> WHAT THE TASK ASKS: Check each line of the material below, and copy it if it holds the string "Tirole".
———
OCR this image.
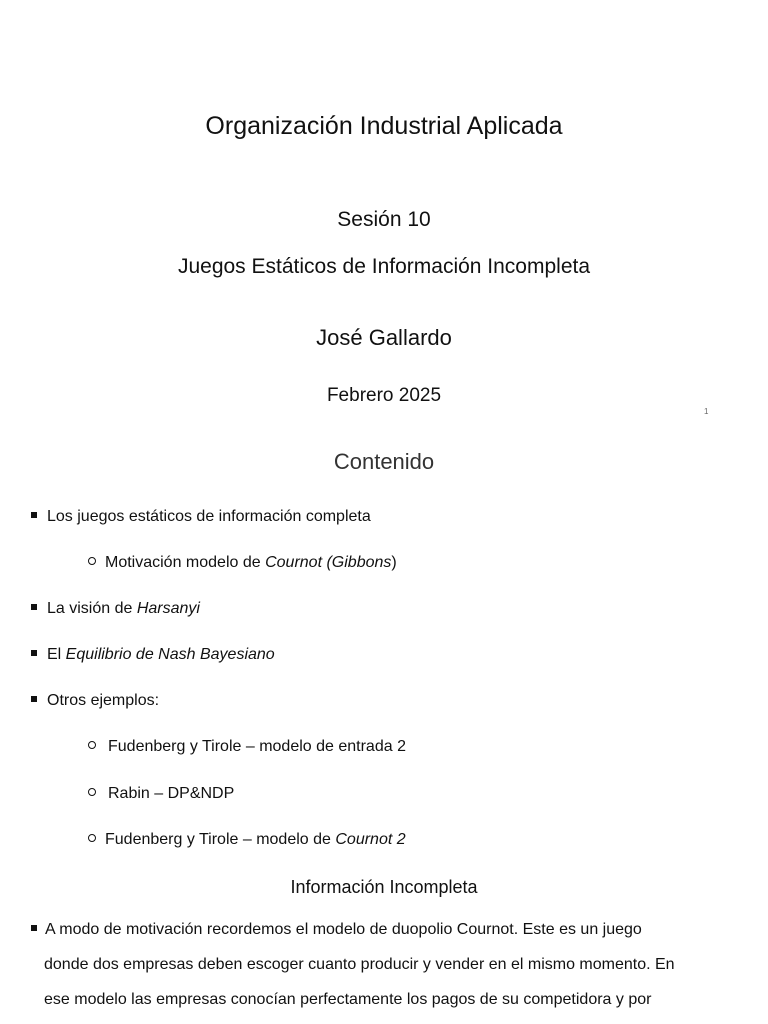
Organización Industrial Aplicada
Sesión 10
Juegos Estáticos de Información Incompleta
José Gallardo
Febrero 2025
1
Contenido
Los juegos estáticos de información completa
Motivación modelo de Cournot (Gibbons)
La visión de Harsanyi
El Equilibrio de Nash Bayesiano
Otros ejemplos:
Fudenberg y Tirole – modelo de entrada 2
Rabin – DP&NDP
Fudenberg y Tirole – modelo de Cournot 2
Información Incompleta
A modo de motivación recordemos el modelo de duopolio Cournot. Este es un juego
donde dos empresas deben escoger cuanto producir y vender en el mismo momento. En
ese modelo las empresas conocían perfectamente los pagos de su competidora y por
———
> WRITTEN REPLY:
Fudenberg y Tirole – modelo de entrada 2
Fudenberg y Tirole – modelo de Cournot 2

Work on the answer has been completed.